- **Required task**:
In the data below, locate each line with the word "master" and list it.

Stored data
[START]

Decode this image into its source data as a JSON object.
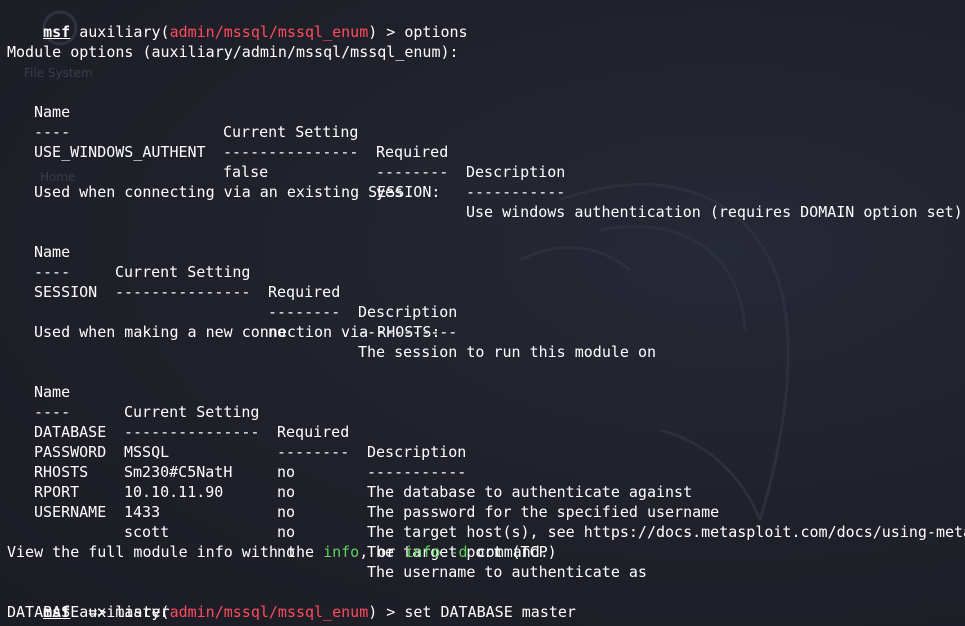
{
  "prompt": {
    "msf": "msf",
    "module_type": "auxiliary",
    "open_paren": "(",
    "module_path": "admin/mssql/mssql_enum",
    "close_paren_arrow": ") >"
  },
  "commands": {
    "first": "options",
    "second": "set DATABASE master"
  },
  "module_options_heading": "Module options (auxiliary/admin/mssql/mssql_enum):",
  "columns": {
    "name": "Name",
    "current": "Current Setting",
    "required": "Required",
    "description": "Description",
    "name_rule": "----",
    "current_rule": "---------------",
    "required_rule": "--------",
    "description_rule": "-----------"
  },
  "module_options": [
    {
      "name": "USE_WINDOWS_AUTHENT",
      "current": "false",
      "required": "yes",
      "description": "Use windows authentication (requires DOMAIN option set)"
    }
  ],
  "session_heading": "Used when connecting via an existing SESSION:",
  "session_options": [
    {
      "name": "SESSION",
      "current": "",
      "required": "no",
      "description": "The session to run this module on"
    }
  ],
  "rhosts_heading": "Used when making a new connection via RHOSTS:",
  "rhosts_options": [
    {
      "name": "DATABASE",
      "current": "MSSQL",
      "required": "no",
      "description": "The database to authenticate against"
    },
    {
      "name": "PASSWORD",
      "current": "Sm230#C5NatH",
      "required": "no",
      "description": "The password for the specified username"
    },
    {
      "name": "RHOSTS",
      "current": "10.10.11.90",
      "required": "no",
      "description": "The target host(s), see https://docs.metasploit.com/docs/using-meta"
    },
    {
      "name": "RPORT",
      "current": "1433",
      "required": "no",
      "description": "The target port (TCP)"
    },
    {
      "name": "USERNAME",
      "current": "scott",
      "required": "no",
      "description": "The username to authenticate as"
    }
  ],
  "footer": {
    "part1": "View the full module info with the ",
    "info": "info",
    "part2": ", or ",
    "info_d": "info -d",
    "part3": " command."
  },
  "result_line": "DATABASE => master",
  "wallpaper": {
    "file_system": "File System",
    "home": "Home"
  },
  "colors": {
    "background": "#1e1f29",
    "prompt_red": "#ff4c5e",
    "keyword_green": "#5fd35f",
    "text": "#ffffff"
  }
}
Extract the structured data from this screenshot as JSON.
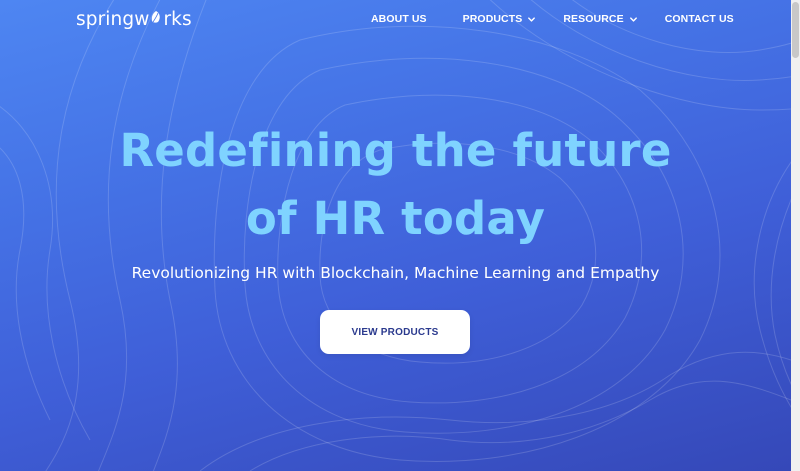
{
  "brand": {
    "logo_prefix": "springw",
    "logo_suffix": "rks",
    "logo_text": "springworks"
  },
  "nav": {
    "items": [
      {
        "label": "ABOUT US",
        "has_dropdown": false
      },
      {
        "label": "PRODUCTS",
        "has_dropdown": true
      },
      {
        "label": "RESOURCE",
        "has_dropdown": true
      },
      {
        "label": "CONTACT US",
        "has_dropdown": false
      }
    ]
  },
  "hero": {
    "headline_line1": "Redefining the future",
    "headline_line2": "of HR today",
    "subtitle": "Revolutionizing HR with Blockchain, Machine Learning and Empathy",
    "cta_label": "VIEW PRODUCTS"
  },
  "colors": {
    "headline": "#7fd3ff",
    "background_top": "#4e86f2",
    "background_bottom": "#3548b8",
    "cta_text": "#2b3a8e"
  }
}
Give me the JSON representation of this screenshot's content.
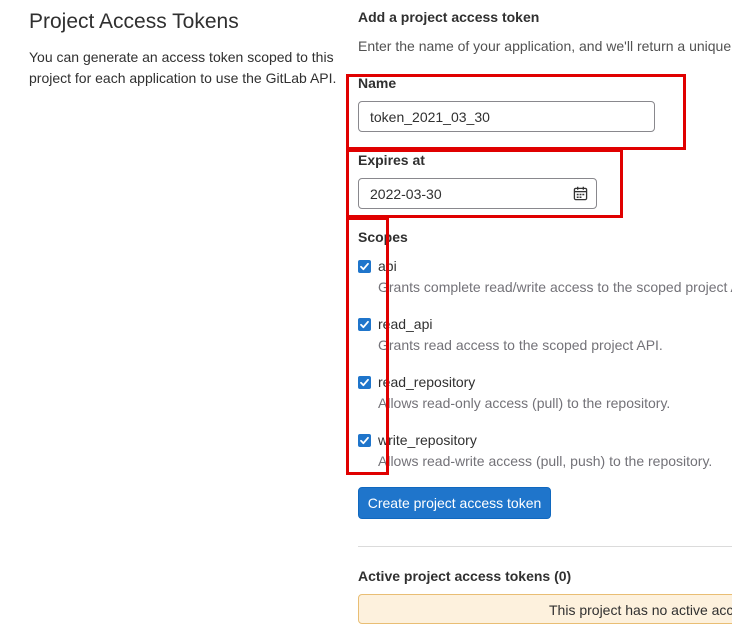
{
  "left": {
    "title": "Project Access Tokens",
    "description": "You can generate an access token scoped to this project for each application to use the GitLab API."
  },
  "form": {
    "heading": "Add a project access token",
    "help_text": "Enter the name of your application, and we'll return a unique",
    "name_label": "Name",
    "name_value": "token_2021_03_30",
    "expires_label": "Expires at",
    "expires_value": "2022-03-30",
    "scopes_label": "Scopes",
    "scopes": [
      {
        "name": "api",
        "checked": true,
        "description": "Grants complete read/write access to the scoped project A"
      },
      {
        "name": "read_api",
        "checked": true,
        "description": "Grants read access to the scoped project API."
      },
      {
        "name": "read_repository",
        "checked": true,
        "description": "Allows read-only access (pull) to the repository."
      },
      {
        "name": "write_repository",
        "checked": true,
        "description": "Allows read-write access (pull, push) to the repository."
      }
    ],
    "submit_label": "Create project access token"
  },
  "active": {
    "heading": "Active project access tokens (0)",
    "empty_notice": "This project has no active acce"
  },
  "icons": {
    "calendar": "calendar-icon",
    "checkbox": "checkmark-icon"
  },
  "colors": {
    "primary": "#1f75cb",
    "annotation": "#e00000",
    "notice_bg": "#fdf1dd"
  }
}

[END]

- **Finished answer**:
    "second": "set DATABASE master"
  "result_line": "DATABASE => master",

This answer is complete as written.